:: SHORT EXERCISE ::
Review the lines that follow and copy each one that contains the word "dengan".

[Begin DATASET CONTENT]

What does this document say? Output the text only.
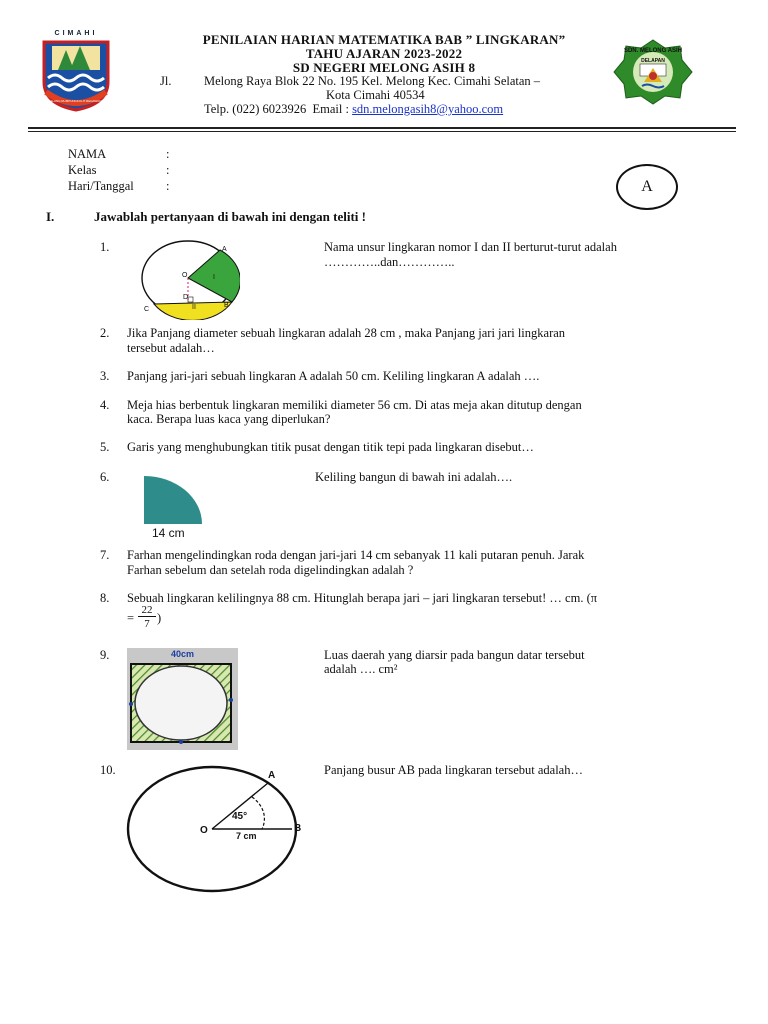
CIMAHI
BALUNG RUMPUNGKULIT REGAWANG
PENILAIAN HARIAN MATEMATIKA BAB ” LINGKARAN”
TAHU AJARAN 2023-2022
SD NEGERI MELONG ASIH 8
Jl.	Melong Raya Blok 22 No. 195 Kel. Melong Kec. Cimahi Selatan –
Kota Cimahi 40534
Telp. (022) 6023926  Email : sdn.melongasih8@yahoo.com
SDN. MELONG ASIH
DELAPAN
NAMA	:
Kelas	:
Hari/Tanggal	:	A
I.	Jawablah pertanyaan di bawah ini dengan teliti !
1.	A
O	I
D
II	B
C
Nama unsur lingkaran nomor I dan II berturut-turut adalah
…………..dan…………..
2. Jika Panjang diameter sebuah lingkaran adalah 28 cm , maka Panjang jari jari lingkaran
tersebut adalah…
3. Panjang jari-jari sebuah lingkaran A adalah 50 cm. Keliling lingkaran A adalah ….
4. Meja hias berbentuk lingkaran memiliki diameter 56 cm. Di atas meja akan ditutup dengan
kaca. Berapa luas kaca yang diperlukan?
5. Garis yang menghubungkan titik pusat dengan titik tepi pada lingkaran disebut…
6.
14 cm
Keliling bangun di bawah ini adalah….
7. Farhan mengelindingkan roda dengan jari-jari 14 cm sebanyak 11 kali putaran penuh. Jarak
Farhan sebelum dan setelah roda digelindingkan adalah ?
8. Sebuah lingkaran kelilingnya 88 cm. Hitunglah berapa jari – jari lingkaran tersebut! … cm. (π
=
22
7 )
9.	40cm	Luas daerah yang diarsir pada bangun datar tersebut
adalah …. cm²
10.	A
B
O
45°
7 cm
Panjang busur AB pada lingkaran tersebut adalah…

[End DATASET CONTENT]

:: THE RESPONSE ::
I.	Jawablah pertanyaan di bawah ini dengan teliti !
4. Meja hias berbentuk lingkaran memiliki diameter 56 cm. Di atas meja akan ditutup dengan
5. Garis yang menghubungkan titik pusat dengan titik tepi pada lingkaran disebut…
7. Farhan mengelindingkan roda dengan jari-jari 14 cm sebanyak 11 kali putaran penuh. Jarak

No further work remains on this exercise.